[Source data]
***

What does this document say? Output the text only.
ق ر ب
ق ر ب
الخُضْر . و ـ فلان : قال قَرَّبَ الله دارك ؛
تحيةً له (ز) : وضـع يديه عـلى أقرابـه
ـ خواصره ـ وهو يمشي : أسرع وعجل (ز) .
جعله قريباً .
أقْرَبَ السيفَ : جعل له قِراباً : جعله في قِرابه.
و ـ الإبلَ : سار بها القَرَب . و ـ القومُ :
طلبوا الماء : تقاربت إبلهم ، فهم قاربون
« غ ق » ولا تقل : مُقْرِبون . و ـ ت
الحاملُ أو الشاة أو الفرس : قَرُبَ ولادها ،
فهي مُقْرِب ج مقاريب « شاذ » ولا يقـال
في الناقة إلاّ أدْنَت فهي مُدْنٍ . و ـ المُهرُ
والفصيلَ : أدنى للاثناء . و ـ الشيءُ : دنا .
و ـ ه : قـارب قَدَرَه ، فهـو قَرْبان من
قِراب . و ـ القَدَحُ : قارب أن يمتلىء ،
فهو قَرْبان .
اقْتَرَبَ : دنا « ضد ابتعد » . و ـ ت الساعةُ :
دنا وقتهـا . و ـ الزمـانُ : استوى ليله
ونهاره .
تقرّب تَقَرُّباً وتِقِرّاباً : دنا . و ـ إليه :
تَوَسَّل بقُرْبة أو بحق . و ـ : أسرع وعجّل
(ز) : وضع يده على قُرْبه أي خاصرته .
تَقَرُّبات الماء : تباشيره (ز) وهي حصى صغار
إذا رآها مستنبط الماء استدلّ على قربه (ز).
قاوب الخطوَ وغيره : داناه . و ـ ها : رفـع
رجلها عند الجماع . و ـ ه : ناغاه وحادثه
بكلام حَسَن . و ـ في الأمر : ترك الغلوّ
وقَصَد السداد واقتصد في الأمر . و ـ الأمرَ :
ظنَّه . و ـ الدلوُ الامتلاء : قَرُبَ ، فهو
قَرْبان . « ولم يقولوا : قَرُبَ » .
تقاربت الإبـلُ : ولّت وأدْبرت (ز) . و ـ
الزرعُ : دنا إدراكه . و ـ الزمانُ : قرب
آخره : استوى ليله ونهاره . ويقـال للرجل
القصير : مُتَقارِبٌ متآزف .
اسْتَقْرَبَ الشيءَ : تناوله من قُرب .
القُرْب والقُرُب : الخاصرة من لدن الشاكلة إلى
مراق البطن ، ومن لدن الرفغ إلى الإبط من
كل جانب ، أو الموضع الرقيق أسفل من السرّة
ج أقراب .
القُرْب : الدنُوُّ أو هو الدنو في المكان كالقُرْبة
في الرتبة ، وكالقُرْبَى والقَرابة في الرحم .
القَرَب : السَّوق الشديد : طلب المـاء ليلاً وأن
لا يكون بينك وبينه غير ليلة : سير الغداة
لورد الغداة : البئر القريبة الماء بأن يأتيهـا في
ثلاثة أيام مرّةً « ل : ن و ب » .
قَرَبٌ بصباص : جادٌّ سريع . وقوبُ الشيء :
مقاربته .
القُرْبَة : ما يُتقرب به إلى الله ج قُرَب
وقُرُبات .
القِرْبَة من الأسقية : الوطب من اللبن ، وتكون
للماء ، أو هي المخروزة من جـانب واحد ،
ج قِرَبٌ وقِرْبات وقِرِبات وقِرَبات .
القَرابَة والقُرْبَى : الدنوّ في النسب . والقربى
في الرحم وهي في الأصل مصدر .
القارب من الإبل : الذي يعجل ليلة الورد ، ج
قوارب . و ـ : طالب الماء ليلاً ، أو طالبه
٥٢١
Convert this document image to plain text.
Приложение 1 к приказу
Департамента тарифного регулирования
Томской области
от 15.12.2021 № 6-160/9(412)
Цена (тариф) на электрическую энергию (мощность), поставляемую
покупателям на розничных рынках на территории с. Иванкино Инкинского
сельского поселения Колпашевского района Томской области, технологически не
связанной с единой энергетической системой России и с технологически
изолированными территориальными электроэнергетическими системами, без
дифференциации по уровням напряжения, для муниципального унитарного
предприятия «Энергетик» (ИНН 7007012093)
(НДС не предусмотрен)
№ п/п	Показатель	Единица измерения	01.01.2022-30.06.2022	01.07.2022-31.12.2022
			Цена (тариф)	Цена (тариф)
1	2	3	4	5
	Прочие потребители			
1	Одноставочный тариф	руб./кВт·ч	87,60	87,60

***

- _INSTRUCTIONS FOR THE TASK_:
Pick out lines containing the word "تقاربت", each one as written.

- _SOLUTION FOR THIS PROBLEM_:
طلبوا الماء : تقاربت إبلهم ، فهم قاربون
تقاربت الإبـلُ : ولّت وأدْبرت (ز) . و ـ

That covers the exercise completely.